Transcribe all of the material below word for word and leave out its pictures.
******
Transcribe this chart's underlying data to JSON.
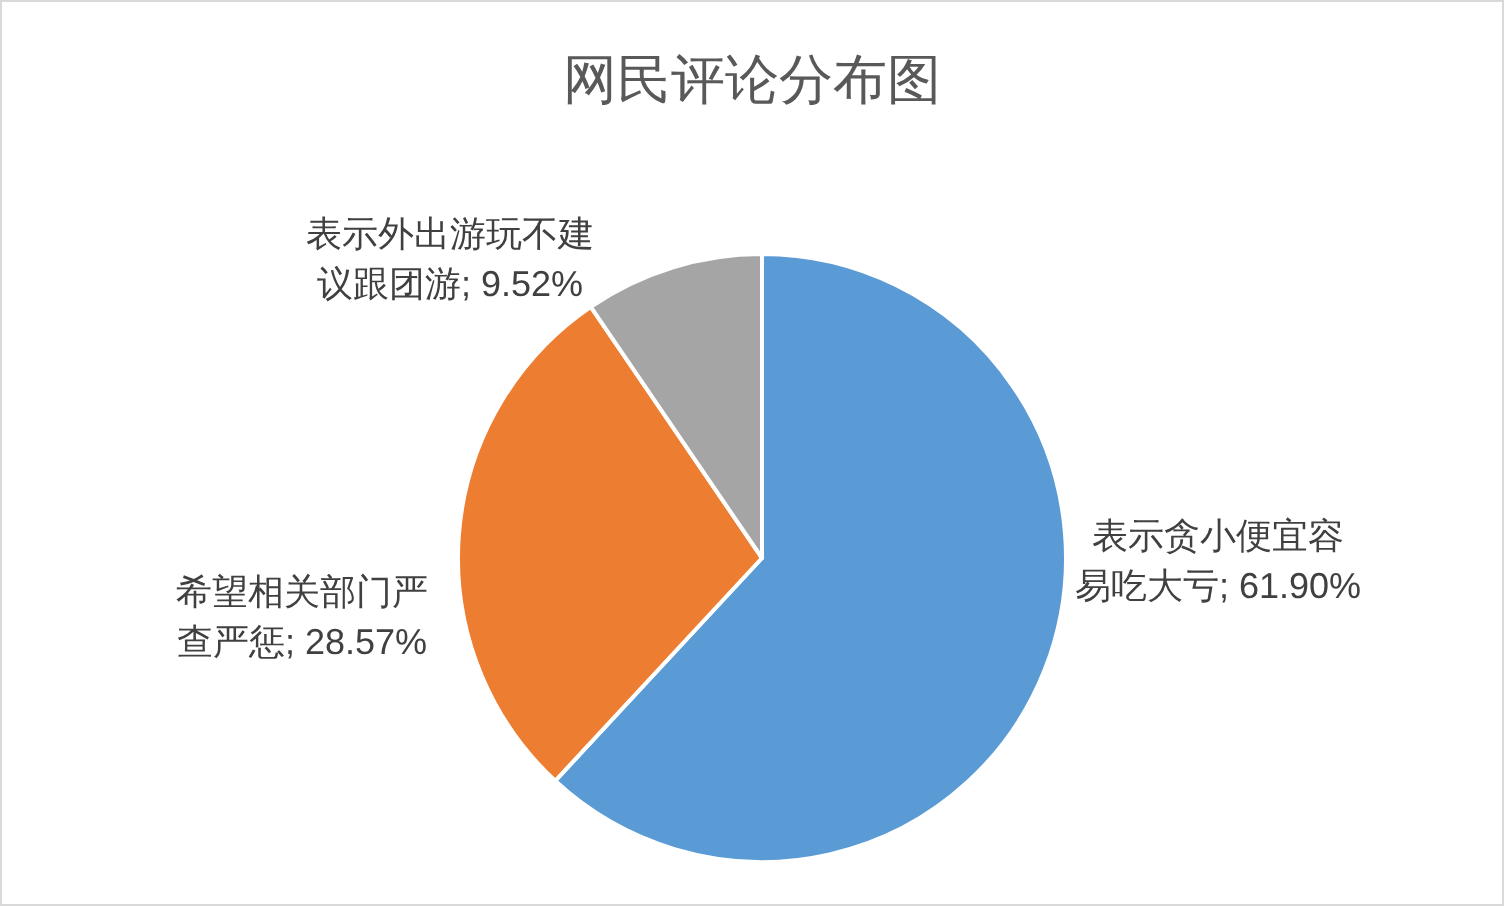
{
  "chart_data": {
    "type": "pie",
    "title": "网民评论分布图",
    "categories": [
      "表示贪小便宜容易吃大亏",
      "希望相关部门严查严惩",
      "表示外出游玩不建议跟团游"
    ],
    "values": [
      61.9,
      28.57,
      9.52
    ],
    "colors": [
      "#5b9bd5",
      "#ed7d31",
      "#a5a5a5"
    ],
    "value_labels": [
      "61.90%",
      "28.57%",
      "9.52%"
    ]
  }
}
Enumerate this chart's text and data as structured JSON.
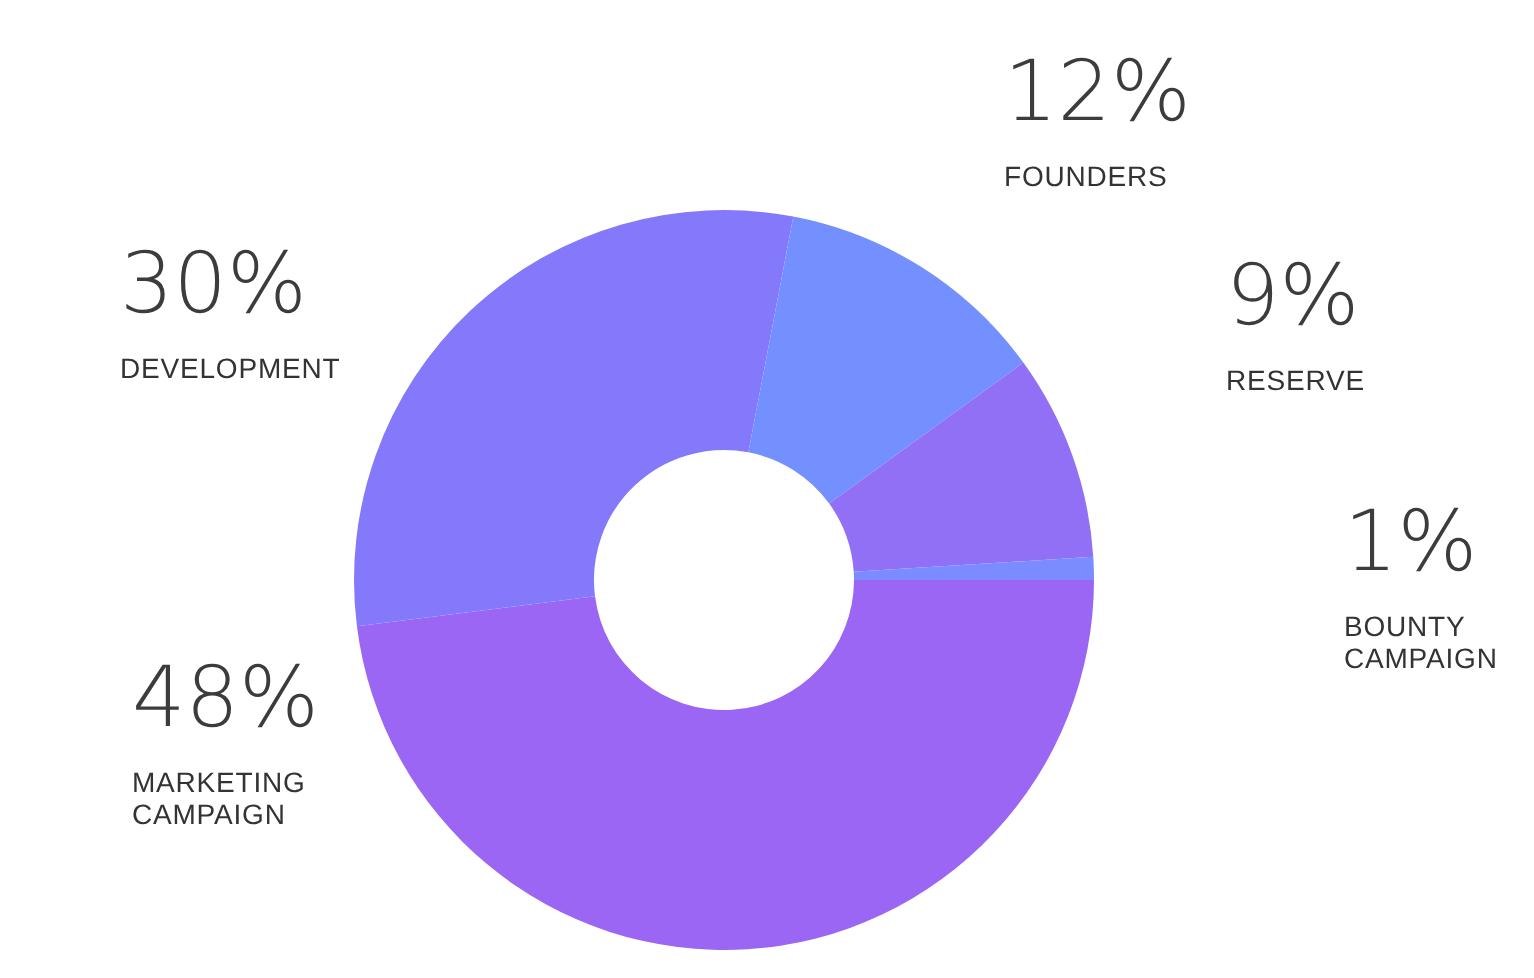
{
  "chart_data": {
    "type": "donut",
    "categories": [
      "MARKETING CAMPAIGN",
      "DEVELOPMENT",
      "FOUNDERS",
      "RESERVE",
      "BOUNTY CAMPAIGN"
    ],
    "values": [
      48,
      30,
      12,
      9,
      1
    ],
    "colors": [
      "#9a66f3",
      "#8379fa",
      "#7490ff",
      "#9270f5",
      "#7a8cff"
    ],
    "value_labels": [
      "48%",
      "30%",
      "12%",
      "9%",
      "1%"
    ]
  }
}
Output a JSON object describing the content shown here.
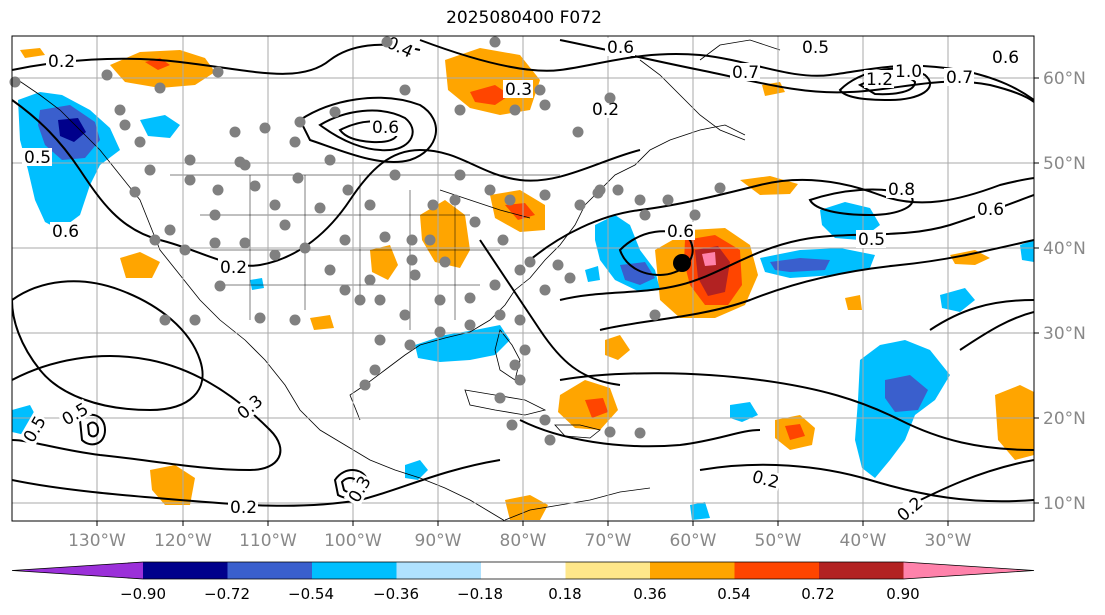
{
  "title": "2025080400 F072",
  "lon_labels": [
    "130°W",
    "120°W",
    "110°W",
    "100°W",
    "90°W",
    "80°W",
    "70°W",
    "60°W",
    "50°W",
    "40°W",
    "30°W"
  ],
  "lat_labels": [
    "60°N",
    "50°N",
    "40°N",
    "30°N",
    "20°N",
    "10°N"
  ],
  "colorbar": {
    "ticks": [
      "−0.90",
      "−0.72",
      "−0.54",
      "−0.36",
      "−0.18",
      "0.18",
      "0.36",
      "0.54",
      "0.72",
      "0.90"
    ],
    "colors": [
      "#9b30d9",
      "#00008b",
      "#3a5fcd",
      "#00bfff",
      "#b0e2ff",
      "#ffffff",
      "#ffe78a",
      "#ffa500",
      "#ff4500",
      "#b22222",
      "#ff82ab"
    ]
  },
  "contour_labels": [
    "0.2",
    "0.4",
    "0.5",
    "0.6",
    "0.7",
    "1.2",
    "1.0",
    "0.7",
    "0.6",
    "0.3",
    "0.2",
    "0.6",
    "0.6",
    "0.5",
    "0.8",
    "0.6",
    "0.5",
    "0.2",
    "0.6",
    "0.5",
    "0.5",
    "0.3",
    "0.3",
    "0.2",
    "0.2",
    "0.2"
  ],
  "colors": {
    "contour": "#000000",
    "grid": "#aaaaaa",
    "tick_text": "#888888",
    "station": "#808080",
    "cyclone_center": "#000000"
  }
}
******
OUTPUT BELOW:
Transcribe this chart's underlying data to JSON.
{
  "chart_data": {
    "type": "pie",
    "title": "网民评论分布图",
    "categories": [
      "表示贪小便宜容易吃大亏",
      "希望相关部门严查严惩",
      "表示外出游玩不建议跟团游"
    ],
    "values": [
      61.9,
      28.57,
      9.52
    ],
    "colors": [
      "#5b9bd5",
      "#ed7d31",
      "#a5a5a5"
    ],
    "value_labels": [
      "61.90%",
      "28.57%",
      "9.52%"
    ]
  }
}
Enumerate this chart's text and data as structured JSON.
{
  "chart_data": {
    "type": "donut",
    "categories": [
      "MARKETING CAMPAIGN",
      "DEVELOPMENT",
      "FOUNDERS",
      "RESERVE",
      "BOUNTY CAMPAIGN"
    ],
    "values": [
      48,
      30,
      12,
      9,
      1
    ],
    "colors": [
      "#9a66f3",
      "#8379fa",
      "#7490ff",
      "#9270f5",
      "#7a8cff"
    ],
    "value_labels": [
      "48%",
      "30%",
      "12%",
      "9%",
      "1%"
    ]
  }
}
Output a JSON object describing the content shown here.
{
  "title": "2025080400 F072",
  "lon_labels": [
    "130°W",
    "120°W",
    "110°W",
    "100°W",
    "90°W",
    "80°W",
    "70°W",
    "60°W",
    "50°W",
    "40°W",
    "30°W"
  ],
  "lat_labels": [
    "60°N",
    "50°N",
    "40°N",
    "30°N",
    "20°N",
    "10°N"
  ],
  "colorbar": {
    "ticks": [
      "−0.90",
      "−0.72",
      "−0.54",
      "−0.36",
      "−0.18",
      "0.18",
      "0.36",
      "0.54",
      "0.72",
      "0.90"
    ],
    "colors": [
      "#9b30d9",
      "#00008b",
      "#3a5fcd",
      "#00bfff",
      "#b0e2ff",
      "#ffffff",
      "#ffe78a",
      "#ffa500",
      "#ff4500",
      "#b22222",
      "#ff82ab"
    ]
  },
  "contour_labels": [
    "0.2",
    "0.4",
    "0.5",
    "0.6",
    "0.7",
    "1.2",
    "1.0",
    "0.7",
    "0.6",
    "0.3",
    "0.2",
    "0.6",
    "0.6",
    "0.5",
    "0.8",
    "0.6",
    "0.5",
    "0.2",
    "0.6",
    "0.5",
    "0.5",
    "0.3",
    "0.3",
    "0.2",
    "0.2",
    "0.2"
  ],
  "colors": {
    "contour": "#000000",
    "grid": "#aaaaaa",
    "tick_text": "#888888",
    "station": "#808080",
    "cyclone_center": "#000000"
  }
}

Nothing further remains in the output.